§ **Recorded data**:

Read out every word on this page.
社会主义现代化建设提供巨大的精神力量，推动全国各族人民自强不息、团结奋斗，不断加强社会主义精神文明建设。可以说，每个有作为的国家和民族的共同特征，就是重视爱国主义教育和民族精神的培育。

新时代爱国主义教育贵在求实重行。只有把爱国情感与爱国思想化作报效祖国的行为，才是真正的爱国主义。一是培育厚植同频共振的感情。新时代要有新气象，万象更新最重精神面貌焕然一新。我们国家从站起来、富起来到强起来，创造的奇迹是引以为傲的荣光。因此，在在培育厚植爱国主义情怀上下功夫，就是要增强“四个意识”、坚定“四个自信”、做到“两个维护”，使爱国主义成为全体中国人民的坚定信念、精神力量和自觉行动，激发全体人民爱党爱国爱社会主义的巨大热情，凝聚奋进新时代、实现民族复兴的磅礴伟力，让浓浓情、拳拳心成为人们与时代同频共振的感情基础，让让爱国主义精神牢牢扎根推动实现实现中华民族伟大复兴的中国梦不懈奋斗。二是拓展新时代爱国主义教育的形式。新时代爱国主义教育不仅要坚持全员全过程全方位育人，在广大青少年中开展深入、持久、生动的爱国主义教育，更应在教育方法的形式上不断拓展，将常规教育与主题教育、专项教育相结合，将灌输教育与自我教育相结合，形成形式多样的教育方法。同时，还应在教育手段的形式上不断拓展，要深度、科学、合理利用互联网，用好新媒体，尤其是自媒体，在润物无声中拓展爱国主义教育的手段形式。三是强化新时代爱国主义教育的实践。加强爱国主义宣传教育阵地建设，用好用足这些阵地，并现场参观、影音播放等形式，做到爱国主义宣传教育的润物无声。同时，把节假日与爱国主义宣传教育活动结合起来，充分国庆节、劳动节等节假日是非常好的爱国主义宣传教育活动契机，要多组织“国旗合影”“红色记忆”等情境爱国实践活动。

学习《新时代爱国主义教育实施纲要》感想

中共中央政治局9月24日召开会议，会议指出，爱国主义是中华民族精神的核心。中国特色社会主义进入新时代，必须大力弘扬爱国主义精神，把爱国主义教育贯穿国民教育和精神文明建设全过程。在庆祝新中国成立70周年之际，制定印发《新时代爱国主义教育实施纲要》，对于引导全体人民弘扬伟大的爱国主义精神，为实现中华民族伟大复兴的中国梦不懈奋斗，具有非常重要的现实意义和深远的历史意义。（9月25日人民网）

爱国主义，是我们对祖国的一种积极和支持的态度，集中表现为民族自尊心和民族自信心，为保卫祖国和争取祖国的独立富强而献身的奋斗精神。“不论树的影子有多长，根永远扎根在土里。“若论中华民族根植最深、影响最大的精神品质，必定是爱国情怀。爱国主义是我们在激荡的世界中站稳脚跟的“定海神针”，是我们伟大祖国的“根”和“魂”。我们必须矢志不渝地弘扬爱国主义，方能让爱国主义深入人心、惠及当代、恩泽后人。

§ **THE TASK**: Repeat all of the records above exactly as they appear.

§ **EXERCISE RESPONSE**:
Read out every word on this page.
社会主义现代化建设提供巨大的精神力量，推动全国各族人民自强不息、团结奋斗，不断加强社会主义精神文明建设。可以说，每个有作为的国家和民族的共同特征，就是重视爱国主义教育和民族精神的培育。

新时代爱国主义教育贵在求实重行。只有把爱国情感与爱国思想化作报效祖国的行为，才是真正的爱国主义。一是培育厚植同频共振的感情。新时代要有新气象，万象更新最重精神面貌焕然一新。我们国家从站起来、富起来到强起来，创造的奇迹是引以为傲的荣光。因此，在在培育厚植爱国主义情怀上下功夫，就是要增强“四个意识”、坚定“四个自信”、做到“两个维护”，使爱国主义成为全体中国人民的坚定信念、精神力量和自觉行动，激发全体人民爱党爱国爱社会主义的巨大热情，凝聚奋进新时代、实现民族复兴的磅礴伟力，让浓浓情、拳拳心成为人们与时代同频共振的感情基础，让让爱国主义精神牢牢扎根推动实现实现中华民族伟大复兴的中国梦不懈奋斗。二是拓展新时代爱国主义教育的形式。新时代爱国主义教育不仅要坚持全员全过程全方位育人，在广大青少年中开展深入、持久、生动的爱国主义教育，更应在教育方法的形式上不断拓展，将常规教育与主题教育、专项教育相结合，将灌输教育与自我教育相结合，形成形式多样的教育方法。同时，还应在教育手段的形式上不断拓展，要深度、科学、合理利用互联网，用好新媒体，尤其是自媒体，在润物无声中拓展爱国主义教育的手段形式。三是强化新时代爱国主义教育的实践。加强爱国主义宣传教育阵地建设，用好用足这些阵地，并现场参观、影音播放等形式，做到爱国主义宣传教育的润物无声。同时，把节假日与爱国主义宣传教育活动结合起来，充分国庆节、劳动节等节假日是非常好的爱国主义宣传教育活动契机，要多组织“国旗合影”“红色记忆”等情境爱国实践活动。

学习《新时代爱国主义教育实施纲要》感想

中共中央政治局9月24日召开会议，会议指出，爱国主义是中华民族精神的核心。中国特色社会主义进入新时代，必须大力弘扬爱国主义精神，把爱国主义教育贯穿国民教育和精神文明建设全过程。在庆祝新中国成立70周年之际，制定印发《新时代爱国主义教育实施纲要》，对于引导全体人民弘扬伟大的爱国主义精神，为实现中华民族伟大复兴的中国梦不懈奋斗，具有非常重要的现实意义和深远的历史意义。（9月25日人民网）

爱国主义，是我们对祖国的一种积极和支持的态度，集中表现为民族自尊心和民族自信心，为保卫祖国和争取祖国的独立富强而献身的奋斗精神。“不论树的影子有多长，根永远扎根在土里。“若论中华民族根植最深、影响最大的精神品质，必定是爱国情怀。爱国主义是我们在激荡的世界中站稳脚跟的“定海神针”，是我们伟大祖国的“根”和“魂”。我们必须矢志不渝地弘扬爱国主义，方能让爱国主义深入人心、惠及当代、恩泽后人。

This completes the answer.